- STORED DATA

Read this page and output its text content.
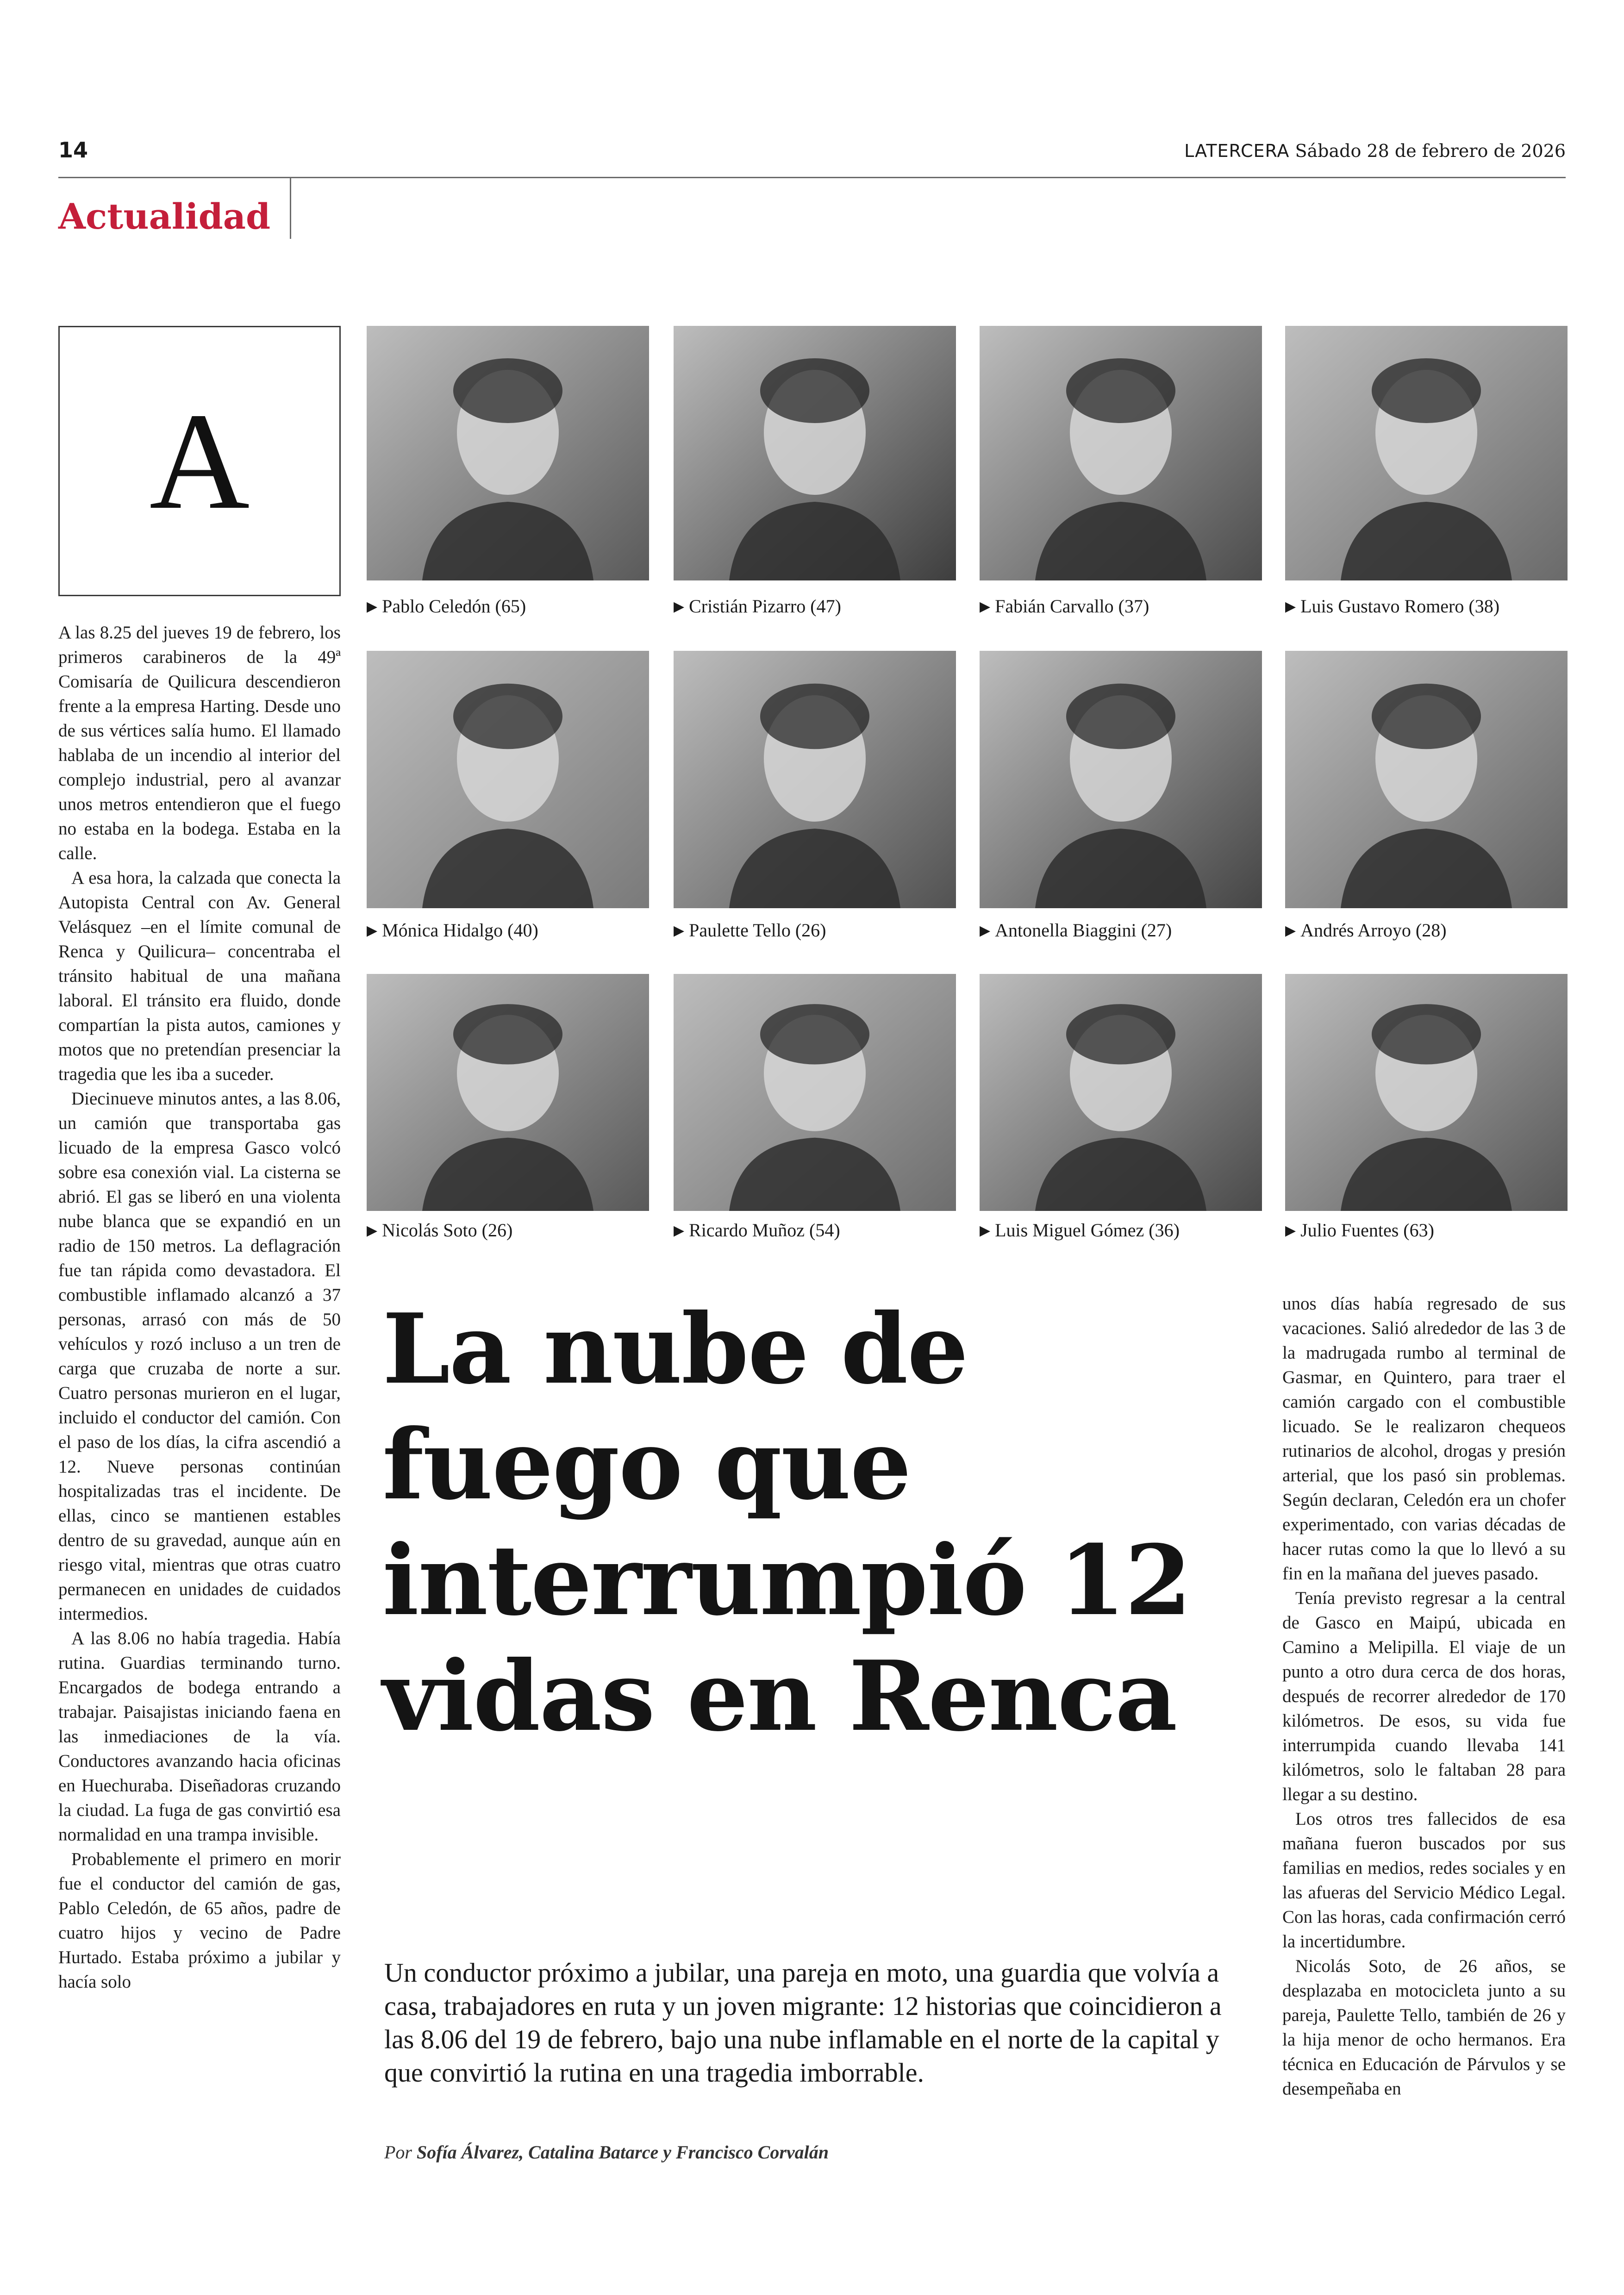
14	LATERCERA Sábado 28 de febrero de 2026
Actualidad
A

A las 8.25 del jueves 19 de febrero, los primeros carabineros de la 49ª Comisaría de Quilicura descendieron frente a la empresa Harting. Desde uno de sus vértices salía humo. El llamado hablaba de un incendio al interior del complejo industrial, pero al avanzar unos metros entendieron que el fuego no estaba en la bodega. Estaba en la calle.

A esa hora, la calzada que conecta la Autopista Central con Av. General Velásquez –en el límite comunal de Renca y Quilicura– concentraba el tránsito habitual de una mañana laboral. El tránsito era fluido, donde compartían la pista autos, camiones y motos que no pretendían presenciar la tragedia que les iba a suceder.

Diecinueve minutos antes, a las 8.06, un camión que transportaba gas licuado de la empresa Gasco volcó sobre esa conexión vial. La cisterna se abrió. El gas se liberó en una violenta nube blanca que se expandió en un radio de 150 metros. La deflagración fue tan rápida como devastadora. El combustible inflamado alcanzó a 37 personas, arrasó con más de 50 vehículos y rozó incluso a un tren de carga que cruzaba de norte a sur. Cuatro personas murieron en el lugar, incluido el conductor del camión. Con el paso de los días, la cifra ascendió a 12. Nueve personas continúan hospitalizadas tras el incidente. De ellas, cinco se mantienen estables dentro de su gravedad, aunque aún en riesgo vital, mientras que otras cuatro permanecen en unidades de cuidados intermedios.

A las 8.06 no había tragedia. Había rutina. Guardias terminando turno. Encargados de bodega entrando a trabajar. Paisajistas iniciando faena en las inmediaciones de la vía. Conductores avanzando hacia oficinas en Huechuraba. Diseñadoras cruzando la ciudad. La fuga de gas convirtió esa normalidad en una trampa invisible.

Probablemente el primero en morir fue el conductor del camión de gas, Pablo Celedón, de 65 años, padre de cuatro hijos y vecino de Padre Hurtado. Estaba próximo a jubilar y hacía solo

▶ Pablo Celedón (65)	▶ Cristián Pizarro (47)	▶ Fabián Carvallo (37)	▶ Luis Gustavo Romero (38)
▶ Mónica Hidalgo (40)	▶ Paulette Tello (26)	▶ Antonella Biaggini (27)	▶ Andrés Arroyo (28)
▶ Nicolás Soto (26)	▶ Ricardo Muñoz (54)	▶ Luis Miguel Gómez (36)	▶ Julio Fuentes (63)
La nube de
fuego que
interrumpió 12
vidas en Renca
Un conductor próximo a jubilar, una pareja en moto, una guardia que volvía a casa, trabajadores en ruta y un joven migrante: 12 historias que coincidieron a las 8.06 del 19 de febrero, bajo una nube inflamable en el norte de la capital y que convirtió la rutina en una tragedia imborrable.
Por Sofía Álvarez, Catalina Batarce y Francisco Corvalán

unos días había regresado de sus vacaciones. Salió alrededor de las 3 de la madrugada rumbo al terminal de Gasmar, en Quintero, para traer el camión cargado con el combustible licuado. Se le realizaron chequeos rutinarios de alcohol, drogas y presión arterial, que los pasó sin problemas. Según declaran, Celedón era un chofer experimentado, con varias décadas de hacer rutas como la que lo llevó a su fin en la mañana del jueves pasado.

Tenía previsto regresar a la central de Gasco en Maipú, ubicada en Camino a Melipilla. El viaje de un punto a otro dura cerca de dos horas, después de recorrer alrededor de 170 kilómetros. De esos, su vida fue interrumpida cuando llevaba 141 kilómetros, solo le faltaban 28 para llegar a su destino.

Los otros tres fallecidos de esa mañana fueron buscados por sus familias en medios, redes sociales y en las afueras del Servicio Médico Legal. Con las horas, cada confirmación cerró la incertidumbre.

Nicolás Soto, de 26 años, se desplazaba en motocicleta junto a su pareja, Paulette Tello, también de 26 y la hija menor de ocho hermanos. Era técnica en Educación de Párvulos y se desempeñaba en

- WHAT YOU NEED TO DO
Respond with nothing but the number of lines in the entries that contain the string "Tello".

- RESPONSE
2